## Task instructions
Scan the entries for "tissue". Every line that holds it is to be copied.

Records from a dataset
_ _ _ _
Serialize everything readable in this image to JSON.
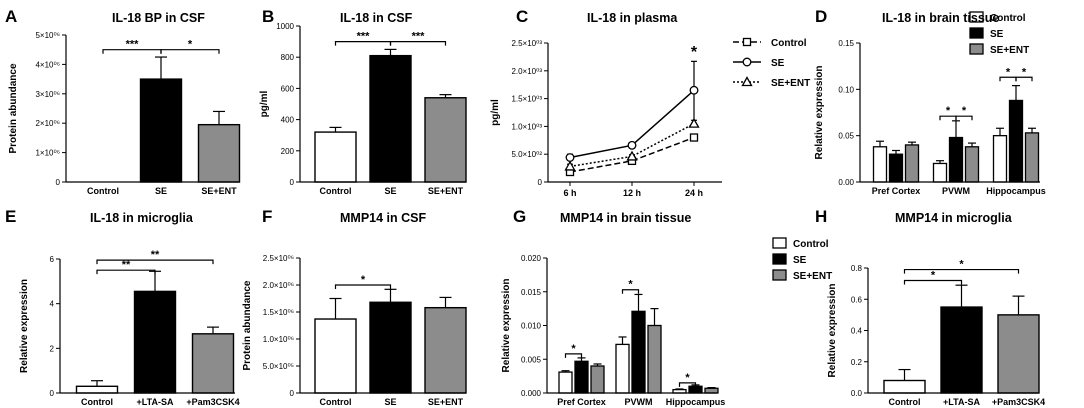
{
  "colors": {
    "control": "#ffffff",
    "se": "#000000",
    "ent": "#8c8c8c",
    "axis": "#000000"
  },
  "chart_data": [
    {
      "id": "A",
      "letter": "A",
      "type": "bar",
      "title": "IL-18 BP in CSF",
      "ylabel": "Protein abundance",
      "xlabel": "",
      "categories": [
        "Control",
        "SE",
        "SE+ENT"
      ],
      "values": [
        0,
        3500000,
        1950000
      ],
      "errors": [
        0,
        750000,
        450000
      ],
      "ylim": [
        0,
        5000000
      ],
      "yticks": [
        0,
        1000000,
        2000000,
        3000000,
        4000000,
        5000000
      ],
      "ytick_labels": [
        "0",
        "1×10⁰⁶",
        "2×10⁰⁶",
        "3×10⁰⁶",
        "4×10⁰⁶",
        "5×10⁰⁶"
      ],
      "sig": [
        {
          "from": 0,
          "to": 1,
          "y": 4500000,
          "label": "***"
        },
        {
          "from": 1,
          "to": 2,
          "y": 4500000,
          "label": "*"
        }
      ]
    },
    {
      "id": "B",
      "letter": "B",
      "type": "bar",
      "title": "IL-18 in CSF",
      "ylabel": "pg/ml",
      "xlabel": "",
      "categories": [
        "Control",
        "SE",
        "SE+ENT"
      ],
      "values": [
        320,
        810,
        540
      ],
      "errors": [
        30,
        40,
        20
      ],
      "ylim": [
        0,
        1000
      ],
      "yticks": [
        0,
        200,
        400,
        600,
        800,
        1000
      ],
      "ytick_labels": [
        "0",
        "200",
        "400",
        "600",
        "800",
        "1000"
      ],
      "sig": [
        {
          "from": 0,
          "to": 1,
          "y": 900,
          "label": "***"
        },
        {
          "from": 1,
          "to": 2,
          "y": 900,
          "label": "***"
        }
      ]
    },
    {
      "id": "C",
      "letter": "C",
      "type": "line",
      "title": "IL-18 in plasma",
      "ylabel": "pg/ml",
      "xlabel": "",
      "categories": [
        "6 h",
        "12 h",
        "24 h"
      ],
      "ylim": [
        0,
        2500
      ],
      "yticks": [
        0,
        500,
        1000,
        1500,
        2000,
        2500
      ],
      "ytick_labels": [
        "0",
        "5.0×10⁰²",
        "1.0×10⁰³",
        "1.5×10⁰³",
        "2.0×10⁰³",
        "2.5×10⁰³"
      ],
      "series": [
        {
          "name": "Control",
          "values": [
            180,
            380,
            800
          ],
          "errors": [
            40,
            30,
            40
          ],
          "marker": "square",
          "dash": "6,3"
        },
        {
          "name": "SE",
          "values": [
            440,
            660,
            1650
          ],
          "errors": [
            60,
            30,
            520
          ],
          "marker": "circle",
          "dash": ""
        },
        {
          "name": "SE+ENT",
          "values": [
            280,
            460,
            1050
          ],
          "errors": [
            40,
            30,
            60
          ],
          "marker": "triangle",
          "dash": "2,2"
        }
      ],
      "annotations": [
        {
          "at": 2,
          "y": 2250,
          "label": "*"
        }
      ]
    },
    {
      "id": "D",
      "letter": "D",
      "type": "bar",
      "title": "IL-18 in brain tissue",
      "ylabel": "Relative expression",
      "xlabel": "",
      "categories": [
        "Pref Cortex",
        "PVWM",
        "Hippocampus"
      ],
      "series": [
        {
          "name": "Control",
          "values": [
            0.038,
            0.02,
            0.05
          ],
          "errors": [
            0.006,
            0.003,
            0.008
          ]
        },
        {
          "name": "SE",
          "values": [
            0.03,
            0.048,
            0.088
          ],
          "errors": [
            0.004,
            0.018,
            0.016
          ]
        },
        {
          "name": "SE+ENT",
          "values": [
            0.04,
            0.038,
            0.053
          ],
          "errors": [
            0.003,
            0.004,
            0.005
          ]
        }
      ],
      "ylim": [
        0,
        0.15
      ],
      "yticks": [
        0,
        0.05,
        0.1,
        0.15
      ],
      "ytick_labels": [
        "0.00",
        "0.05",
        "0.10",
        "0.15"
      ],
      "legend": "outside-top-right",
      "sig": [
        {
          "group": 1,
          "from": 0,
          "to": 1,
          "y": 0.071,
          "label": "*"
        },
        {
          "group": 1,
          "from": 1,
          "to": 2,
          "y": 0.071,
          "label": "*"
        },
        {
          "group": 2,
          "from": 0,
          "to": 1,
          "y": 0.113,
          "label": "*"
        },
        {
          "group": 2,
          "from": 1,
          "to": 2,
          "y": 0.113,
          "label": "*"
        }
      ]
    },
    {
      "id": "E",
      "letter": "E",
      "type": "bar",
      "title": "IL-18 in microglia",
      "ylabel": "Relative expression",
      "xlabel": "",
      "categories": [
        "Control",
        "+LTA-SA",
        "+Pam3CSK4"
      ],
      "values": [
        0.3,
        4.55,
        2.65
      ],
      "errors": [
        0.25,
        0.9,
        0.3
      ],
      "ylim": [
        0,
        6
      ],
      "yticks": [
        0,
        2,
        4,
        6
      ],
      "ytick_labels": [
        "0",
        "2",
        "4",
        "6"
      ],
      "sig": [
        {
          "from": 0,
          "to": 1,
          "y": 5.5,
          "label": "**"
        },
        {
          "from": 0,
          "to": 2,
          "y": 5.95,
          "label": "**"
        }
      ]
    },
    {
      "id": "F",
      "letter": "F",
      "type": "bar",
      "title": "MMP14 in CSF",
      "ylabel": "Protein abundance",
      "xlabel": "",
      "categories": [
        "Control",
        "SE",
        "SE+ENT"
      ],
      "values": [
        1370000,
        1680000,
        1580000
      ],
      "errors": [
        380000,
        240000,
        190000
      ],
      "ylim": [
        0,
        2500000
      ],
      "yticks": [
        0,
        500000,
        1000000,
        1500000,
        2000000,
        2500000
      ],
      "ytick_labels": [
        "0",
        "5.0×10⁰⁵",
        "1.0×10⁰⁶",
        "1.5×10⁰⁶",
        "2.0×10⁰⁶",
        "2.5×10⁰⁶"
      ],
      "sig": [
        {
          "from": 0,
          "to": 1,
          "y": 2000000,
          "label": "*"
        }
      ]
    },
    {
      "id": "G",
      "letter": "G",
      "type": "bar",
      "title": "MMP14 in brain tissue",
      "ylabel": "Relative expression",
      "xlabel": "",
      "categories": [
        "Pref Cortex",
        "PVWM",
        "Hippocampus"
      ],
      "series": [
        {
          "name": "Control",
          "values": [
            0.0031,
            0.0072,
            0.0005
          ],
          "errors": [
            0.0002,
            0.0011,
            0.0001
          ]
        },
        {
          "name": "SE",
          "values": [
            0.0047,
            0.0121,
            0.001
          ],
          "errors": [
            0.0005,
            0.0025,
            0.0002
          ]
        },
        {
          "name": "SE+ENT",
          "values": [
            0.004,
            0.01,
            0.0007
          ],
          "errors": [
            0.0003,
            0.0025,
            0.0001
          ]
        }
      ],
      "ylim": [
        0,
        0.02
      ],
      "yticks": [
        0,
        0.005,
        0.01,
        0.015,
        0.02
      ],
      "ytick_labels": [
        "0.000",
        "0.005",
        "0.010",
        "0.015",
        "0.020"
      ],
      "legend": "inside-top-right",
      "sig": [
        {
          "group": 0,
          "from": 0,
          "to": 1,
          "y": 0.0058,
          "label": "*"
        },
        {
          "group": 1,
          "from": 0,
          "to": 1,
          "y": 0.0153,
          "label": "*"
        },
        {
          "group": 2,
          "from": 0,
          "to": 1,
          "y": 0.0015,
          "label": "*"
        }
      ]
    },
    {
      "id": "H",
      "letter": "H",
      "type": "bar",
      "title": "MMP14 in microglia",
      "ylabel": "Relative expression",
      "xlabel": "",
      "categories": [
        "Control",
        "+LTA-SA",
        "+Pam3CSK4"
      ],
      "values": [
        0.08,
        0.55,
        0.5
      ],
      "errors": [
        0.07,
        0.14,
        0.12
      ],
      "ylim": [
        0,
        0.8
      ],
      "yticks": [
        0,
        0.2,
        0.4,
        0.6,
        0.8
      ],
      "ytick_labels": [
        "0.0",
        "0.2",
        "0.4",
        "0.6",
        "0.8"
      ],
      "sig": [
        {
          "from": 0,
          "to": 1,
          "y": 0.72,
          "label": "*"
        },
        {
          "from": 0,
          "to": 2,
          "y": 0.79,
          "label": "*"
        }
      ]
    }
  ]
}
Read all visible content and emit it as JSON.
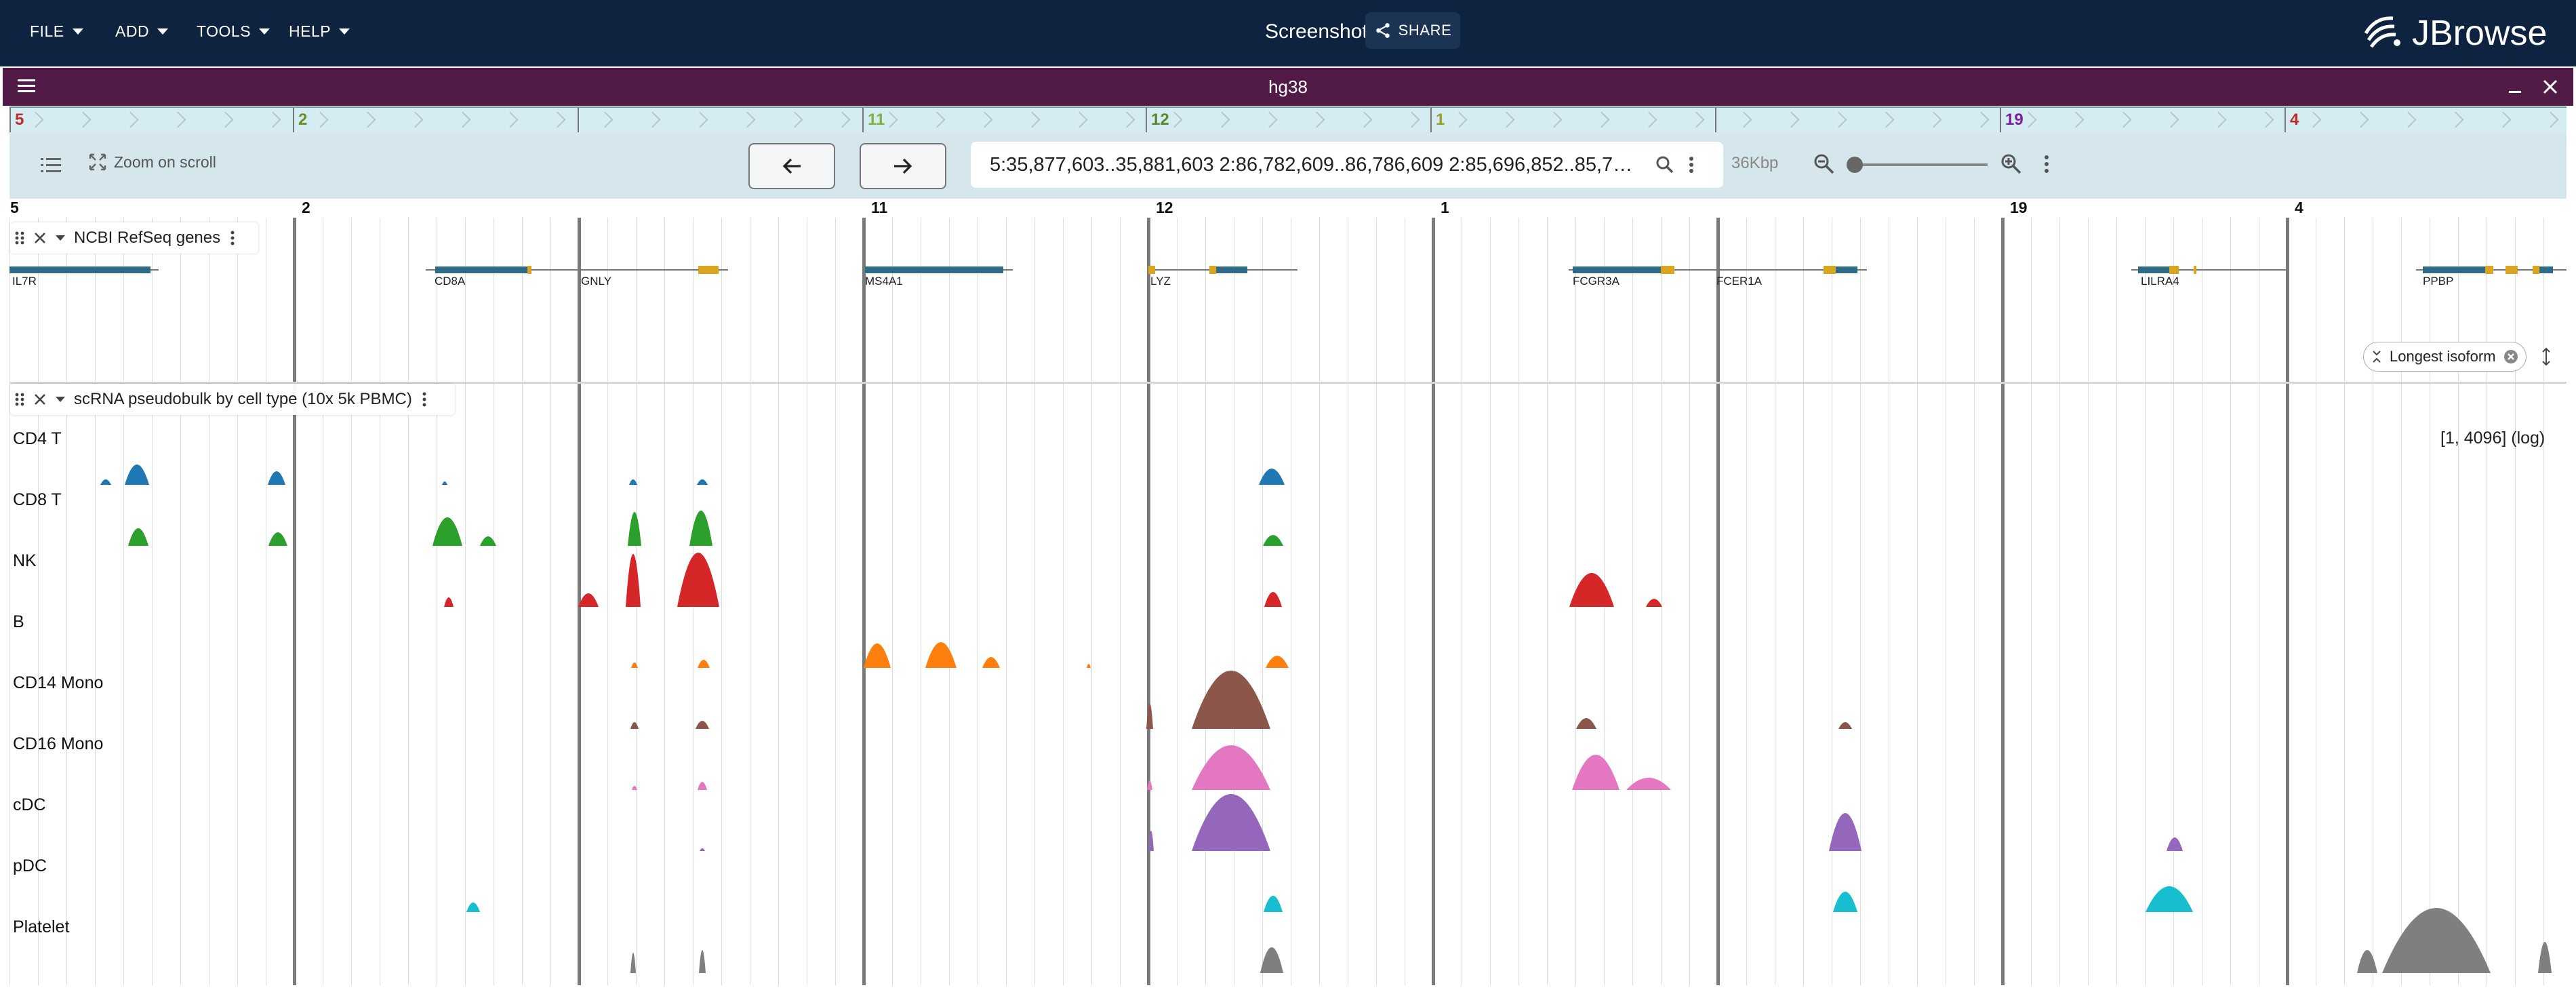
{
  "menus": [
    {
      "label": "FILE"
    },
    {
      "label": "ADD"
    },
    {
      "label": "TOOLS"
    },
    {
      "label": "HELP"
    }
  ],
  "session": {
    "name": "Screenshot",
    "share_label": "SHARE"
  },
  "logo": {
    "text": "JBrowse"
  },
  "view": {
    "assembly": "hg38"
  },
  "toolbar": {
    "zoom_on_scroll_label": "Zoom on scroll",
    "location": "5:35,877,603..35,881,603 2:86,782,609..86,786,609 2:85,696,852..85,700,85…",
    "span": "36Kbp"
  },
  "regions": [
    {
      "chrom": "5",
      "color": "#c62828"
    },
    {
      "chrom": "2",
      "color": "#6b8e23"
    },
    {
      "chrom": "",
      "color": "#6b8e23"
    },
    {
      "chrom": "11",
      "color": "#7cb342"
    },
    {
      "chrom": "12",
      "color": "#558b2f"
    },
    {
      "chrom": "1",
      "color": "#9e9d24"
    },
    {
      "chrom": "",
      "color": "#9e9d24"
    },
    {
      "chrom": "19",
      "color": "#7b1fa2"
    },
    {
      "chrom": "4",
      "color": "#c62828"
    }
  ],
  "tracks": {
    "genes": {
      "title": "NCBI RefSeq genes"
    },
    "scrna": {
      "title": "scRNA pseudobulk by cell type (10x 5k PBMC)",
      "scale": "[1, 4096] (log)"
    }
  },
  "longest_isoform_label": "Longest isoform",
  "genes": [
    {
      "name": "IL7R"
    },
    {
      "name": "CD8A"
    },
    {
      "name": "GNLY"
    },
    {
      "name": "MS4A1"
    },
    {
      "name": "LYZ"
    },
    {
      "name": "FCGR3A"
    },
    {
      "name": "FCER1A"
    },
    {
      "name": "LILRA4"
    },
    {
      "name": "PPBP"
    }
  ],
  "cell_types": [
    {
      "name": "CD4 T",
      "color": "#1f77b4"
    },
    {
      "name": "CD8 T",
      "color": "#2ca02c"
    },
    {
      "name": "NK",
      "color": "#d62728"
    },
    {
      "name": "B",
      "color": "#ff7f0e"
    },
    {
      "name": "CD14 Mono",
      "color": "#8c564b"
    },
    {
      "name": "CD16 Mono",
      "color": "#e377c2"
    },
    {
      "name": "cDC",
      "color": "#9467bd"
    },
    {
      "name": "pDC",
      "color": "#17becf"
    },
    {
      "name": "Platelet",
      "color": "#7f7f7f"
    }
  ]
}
_ _ _ _
## Output for this exercise
      "title": "IL-18 in brain tissue",
      "title": "MMP14 in brain tissue",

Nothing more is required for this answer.